Job: Repeat the lines below verbatim, starting at the line that contains "point-label-A: A [533, 506, 542, 521]" and ending at the line that contains "point-label-O: O [467, 484, 477, 499]", with both of those lines included.

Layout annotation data
• • • • •

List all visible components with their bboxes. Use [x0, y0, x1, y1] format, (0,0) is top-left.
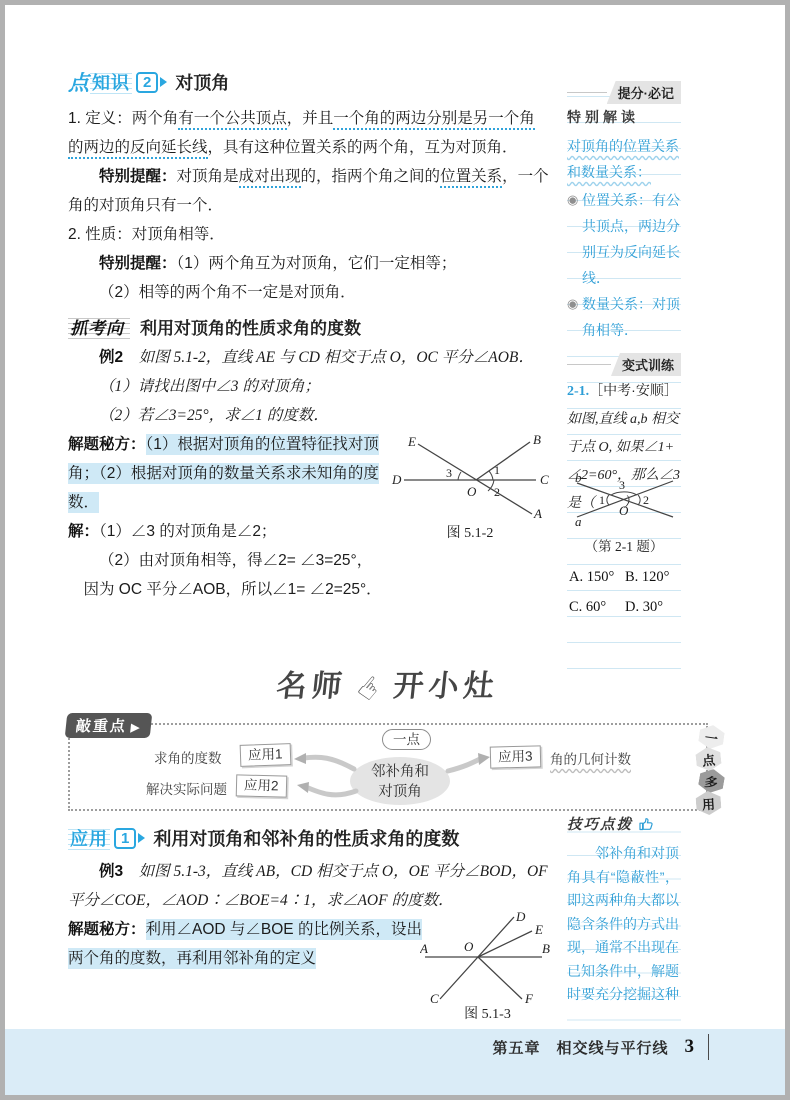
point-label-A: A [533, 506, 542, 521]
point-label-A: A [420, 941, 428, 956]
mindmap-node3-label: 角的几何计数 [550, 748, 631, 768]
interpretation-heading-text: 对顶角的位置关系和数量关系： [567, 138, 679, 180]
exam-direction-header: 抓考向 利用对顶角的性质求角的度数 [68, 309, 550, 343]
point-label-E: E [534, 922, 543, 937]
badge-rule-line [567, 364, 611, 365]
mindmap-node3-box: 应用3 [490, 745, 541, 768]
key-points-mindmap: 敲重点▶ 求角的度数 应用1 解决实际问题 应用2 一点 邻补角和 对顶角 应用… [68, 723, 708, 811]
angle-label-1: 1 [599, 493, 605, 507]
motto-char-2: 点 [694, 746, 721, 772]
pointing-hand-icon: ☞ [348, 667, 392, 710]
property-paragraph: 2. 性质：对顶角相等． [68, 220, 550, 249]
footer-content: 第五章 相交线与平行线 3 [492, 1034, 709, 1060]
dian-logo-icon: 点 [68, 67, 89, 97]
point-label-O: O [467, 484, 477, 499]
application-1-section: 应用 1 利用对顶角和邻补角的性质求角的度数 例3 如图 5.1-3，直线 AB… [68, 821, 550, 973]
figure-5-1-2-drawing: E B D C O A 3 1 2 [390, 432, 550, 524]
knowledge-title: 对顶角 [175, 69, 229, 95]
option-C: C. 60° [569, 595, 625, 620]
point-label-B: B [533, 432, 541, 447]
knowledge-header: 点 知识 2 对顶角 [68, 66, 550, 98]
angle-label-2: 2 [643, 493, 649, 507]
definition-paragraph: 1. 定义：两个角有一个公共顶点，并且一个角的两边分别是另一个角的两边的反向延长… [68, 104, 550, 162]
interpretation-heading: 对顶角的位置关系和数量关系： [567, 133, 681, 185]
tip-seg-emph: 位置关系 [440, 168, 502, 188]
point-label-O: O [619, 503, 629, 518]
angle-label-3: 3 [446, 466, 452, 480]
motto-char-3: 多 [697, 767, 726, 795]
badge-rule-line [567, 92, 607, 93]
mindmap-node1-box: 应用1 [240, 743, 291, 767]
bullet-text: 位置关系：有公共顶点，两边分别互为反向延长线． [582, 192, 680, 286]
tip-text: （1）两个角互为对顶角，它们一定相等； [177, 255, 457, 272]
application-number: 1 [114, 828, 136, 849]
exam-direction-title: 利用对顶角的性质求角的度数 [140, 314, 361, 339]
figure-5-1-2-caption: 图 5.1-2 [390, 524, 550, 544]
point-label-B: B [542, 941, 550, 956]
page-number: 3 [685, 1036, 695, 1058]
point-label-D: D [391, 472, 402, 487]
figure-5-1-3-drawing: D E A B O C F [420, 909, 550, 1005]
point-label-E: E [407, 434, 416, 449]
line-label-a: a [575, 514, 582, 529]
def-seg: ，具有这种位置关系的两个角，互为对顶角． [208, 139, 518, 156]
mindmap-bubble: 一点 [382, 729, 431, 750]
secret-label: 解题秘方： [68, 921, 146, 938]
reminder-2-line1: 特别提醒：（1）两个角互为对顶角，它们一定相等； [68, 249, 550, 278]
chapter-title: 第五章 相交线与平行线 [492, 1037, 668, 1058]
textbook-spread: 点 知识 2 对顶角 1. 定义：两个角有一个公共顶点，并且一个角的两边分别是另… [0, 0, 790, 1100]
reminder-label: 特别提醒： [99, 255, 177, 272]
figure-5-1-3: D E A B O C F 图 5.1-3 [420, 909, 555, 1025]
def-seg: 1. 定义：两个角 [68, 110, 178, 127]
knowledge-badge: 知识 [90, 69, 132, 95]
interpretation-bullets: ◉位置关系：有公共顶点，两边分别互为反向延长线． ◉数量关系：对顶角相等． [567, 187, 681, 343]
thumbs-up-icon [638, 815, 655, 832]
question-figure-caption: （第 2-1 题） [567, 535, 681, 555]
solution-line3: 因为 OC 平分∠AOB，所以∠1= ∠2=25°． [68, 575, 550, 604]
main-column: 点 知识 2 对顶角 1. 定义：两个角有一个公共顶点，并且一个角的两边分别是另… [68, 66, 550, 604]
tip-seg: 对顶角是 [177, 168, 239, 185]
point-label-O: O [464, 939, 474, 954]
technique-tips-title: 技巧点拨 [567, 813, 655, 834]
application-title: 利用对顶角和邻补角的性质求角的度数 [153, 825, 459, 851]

• • • • •

Solution to the problem:
point-label-A: A [533, 506, 542, 521]
point-label-A: A [420, 941, 428, 956]
mindmap-node3-label: 角的几何计数 [550, 748, 631, 768]
interpretation-heading-text: 对顶角的位置关系和数量关系： [567, 138, 679, 180]
exam-direction-header: 抓考向 利用对顶角的性质求角的度数 [68, 309, 550, 343]
point-label-E: E [534, 922, 543, 937]
badge-rule-line [567, 364, 611, 365]
mindmap-node3-box: 应用3 [490, 745, 541, 768]
key-points-mindmap: 敲重点▶ 求角的度数 应用1 解决实际问题 应用2 一点 邻补角和 对顶角 应用… [68, 723, 708, 811]
angle-label-1: 1 [599, 493, 605, 507]
motto-char-2: 点 [694, 746, 721, 772]
pointing-hand-icon: ☞ [348, 667, 392, 710]
property-paragraph: 2. 性质：对顶角相等． [68, 220, 550, 249]
footer-content: 第五章 相交线与平行线 3 [492, 1034, 709, 1060]
dian-logo-icon: 点 [68, 67, 89, 97]
point-label-O: O [467, 484, 477, 499]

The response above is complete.